Task description — Every entry below must appear again, exactly as written.

Supplied information —

-- Begin --

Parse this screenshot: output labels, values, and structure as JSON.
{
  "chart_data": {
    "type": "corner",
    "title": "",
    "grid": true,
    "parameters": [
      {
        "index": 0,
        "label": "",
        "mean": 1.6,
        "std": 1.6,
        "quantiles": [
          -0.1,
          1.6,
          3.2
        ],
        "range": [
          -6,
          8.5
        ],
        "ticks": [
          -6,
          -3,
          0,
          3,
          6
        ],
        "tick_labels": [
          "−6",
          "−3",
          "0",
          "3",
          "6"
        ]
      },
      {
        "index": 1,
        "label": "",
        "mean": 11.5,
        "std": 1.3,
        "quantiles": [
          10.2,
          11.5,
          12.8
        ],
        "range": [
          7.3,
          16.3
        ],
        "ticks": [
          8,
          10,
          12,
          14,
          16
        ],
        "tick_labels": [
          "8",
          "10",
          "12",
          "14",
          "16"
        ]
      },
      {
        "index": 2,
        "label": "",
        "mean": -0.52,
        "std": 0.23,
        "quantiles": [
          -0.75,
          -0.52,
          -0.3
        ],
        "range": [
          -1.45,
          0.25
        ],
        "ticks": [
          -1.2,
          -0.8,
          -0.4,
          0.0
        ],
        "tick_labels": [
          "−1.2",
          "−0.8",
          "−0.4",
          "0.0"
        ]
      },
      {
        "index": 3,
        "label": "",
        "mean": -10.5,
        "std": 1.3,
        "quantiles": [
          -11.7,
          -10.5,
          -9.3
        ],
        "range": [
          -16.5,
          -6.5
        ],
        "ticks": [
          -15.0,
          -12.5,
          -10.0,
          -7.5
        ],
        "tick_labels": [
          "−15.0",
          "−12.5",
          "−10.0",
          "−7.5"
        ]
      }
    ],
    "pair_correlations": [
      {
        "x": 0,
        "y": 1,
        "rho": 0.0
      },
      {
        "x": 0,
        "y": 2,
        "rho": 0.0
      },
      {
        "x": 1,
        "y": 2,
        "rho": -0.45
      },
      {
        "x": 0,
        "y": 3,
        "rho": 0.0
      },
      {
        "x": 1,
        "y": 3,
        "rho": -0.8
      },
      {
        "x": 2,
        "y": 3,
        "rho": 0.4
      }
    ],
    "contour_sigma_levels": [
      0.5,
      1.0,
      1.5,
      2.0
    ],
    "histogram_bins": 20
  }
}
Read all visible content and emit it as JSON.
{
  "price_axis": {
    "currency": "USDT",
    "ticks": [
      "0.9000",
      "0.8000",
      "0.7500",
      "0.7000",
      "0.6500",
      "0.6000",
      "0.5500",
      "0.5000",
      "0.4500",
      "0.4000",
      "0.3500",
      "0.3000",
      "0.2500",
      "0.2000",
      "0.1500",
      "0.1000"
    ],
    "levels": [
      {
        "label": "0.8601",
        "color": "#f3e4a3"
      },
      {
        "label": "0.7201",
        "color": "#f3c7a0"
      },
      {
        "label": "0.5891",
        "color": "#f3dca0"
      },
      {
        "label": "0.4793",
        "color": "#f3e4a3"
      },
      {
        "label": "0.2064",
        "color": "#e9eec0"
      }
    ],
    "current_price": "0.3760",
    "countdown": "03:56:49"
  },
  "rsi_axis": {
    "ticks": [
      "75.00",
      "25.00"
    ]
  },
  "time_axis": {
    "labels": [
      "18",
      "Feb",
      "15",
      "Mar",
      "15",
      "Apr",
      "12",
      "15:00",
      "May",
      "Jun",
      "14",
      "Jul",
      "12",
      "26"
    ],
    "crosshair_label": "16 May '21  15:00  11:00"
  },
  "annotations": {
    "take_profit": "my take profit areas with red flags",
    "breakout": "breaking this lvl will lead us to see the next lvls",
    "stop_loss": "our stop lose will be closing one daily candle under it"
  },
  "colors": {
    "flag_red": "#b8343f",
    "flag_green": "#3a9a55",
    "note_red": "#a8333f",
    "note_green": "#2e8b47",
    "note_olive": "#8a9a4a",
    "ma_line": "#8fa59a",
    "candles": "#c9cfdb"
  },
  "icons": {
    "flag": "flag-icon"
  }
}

-- End --

Solution —
Parse this screenshot: output labels, values, and structure as JSON.
{
  "chart_data": {
    "type": "corner",
    "title": "",
    "grid": true,
    "parameters": [
      {
        "index": 0,
        "label": "",
        "mean": 1.6,
        "std": 1.6,
        "quantiles": [
          -0.1,
          1.6,
          3.2
        ],
        "range": [
          -6,
          8.5
        ],
        "ticks": [
          -6,
          -3,
          0,
          3,
          6
        ],
        "tick_labels": [
          "−6",
          "−3",
          "0",
          "3",
          "6"
        ]
      },
      {
        "index": 1,
        "label": "",
        "mean": 11.5,
        "std": 1.3,
        "quantiles": [
          10.2,
          11.5,
          12.8
        ],
        "range": [
          7.3,
          16.3
        ],
        "ticks": [
          8,
          10,
          12,
          14,
          16
        ],
        "tick_labels": [
          "8",
          "10",
          "12",
          "14",
          "16"
        ]
      },
      {
        "index": 2,
        "label": "",
        "mean": -0.52,
        "std": 0.23,
        "quantiles": [
          -0.75,
          -0.52,
          -0.3
        ],
        "range": [
          -1.45,
          0.25
        ],
        "ticks": [
          -1.2,
          -0.8,
          -0.4,
          0.0
        ],
        "tick_labels": [
          "−1.2",
          "−0.8",
          "−0.4",
          "0.0"
        ]
      },
      {
        "index": 3,
        "label": "",
        "mean": -10.5,
        "std": 1.3,
        "quantiles": [
          -11.7,
          -10.5,
          -9.3
        ],
        "range": [
          -16.5,
          -6.5
        ],
        "ticks": [
          -15.0,
          -12.5,
          -10.0,
          -7.5
        ],
        "tick_labels": [
          "−15.0",
          "−12.5",
          "−10.0",
          "−7.5"
        ]
      }
    ],
    "pair_correlations": [
      {
        "x": 0,
        "y": 1,
        "rho": 0.0
      },
      {
        "x": 0,
        "y": 2,
        "rho": 0.0
      },
      {
        "x": 1,
        "y": 2,
        "rho": -0.45
      },
      {
        "x": 0,
        "y": 3,
        "rho": 0.0
      },
      {
        "x": 1,
        "y": 3,
        "rho": -0.8
      },
      {
        "x": 2,
        "y": 3,
        "rho": 0.4
      }
    ],
    "contour_sigma_levels": [
      0.5,
      1.0,
      1.5,
      2.0
    ],
    "histogram_bins": 20
  }
}
Read all visible content and emit it as JSON.
{
  "price_axis": {
    "currency": "USDT",
    "ticks": [
      "0.9000",
      "0.8000",
      "0.7500",
      "0.7000",
      "0.6500",
      "0.6000",
      "0.5500",
      "0.5000",
      "0.4500",
      "0.4000",
      "0.3500",
      "0.3000",
      "0.2500",
      "0.2000",
      "0.1500",
      "0.1000"
    ],
    "levels": [
      {
        "label": "0.8601",
        "color": "#f3e4a3"
      },
      {
        "label": "0.7201",
        "color": "#f3c7a0"
      },
      {
        "label": "0.5891",
        "color": "#f3dca0"
      },
      {
        "label": "0.4793",
        "color": "#f3e4a3"
      },
      {
        "label": "0.2064",
        "color": "#e9eec0"
      }
    ],
    "current_price": "0.3760",
    "countdown": "03:56:49"
  },
  "rsi_axis": {
    "ticks": [
      "75.00",
      "25.00"
    ]
  },
  "time_axis": {
    "labels": [
      "18",
      "Feb",
      "15",
      "Mar",
      "15",
      "Apr",
      "12",
      "15:00",
      "May",
      "Jun",
      "14",
      "Jul",
      "12",
      "26"
    ],
    "crosshair_label": "16 May '21  15:00  11:00"
  },
  "annotations": {
    "take_profit": "my take profit areas with red flags",
    "breakout": "breaking this lvl will lead us to see the next lvls",
    "stop_loss": "our stop lose will be closing one daily candle under it"
  },
  "colors": {
    "flag_red": "#b8343f",
    "flag_green": "#3a9a55",
    "note_red": "#a8333f",
    "note_green": "#2e8b47",
    "note_olive": "#8a9a4a",
    "ma_line": "#8fa59a",
    "candles": "#c9cfdb"
  },
  "icons": {
    "flag": "flag-icon"
  }
}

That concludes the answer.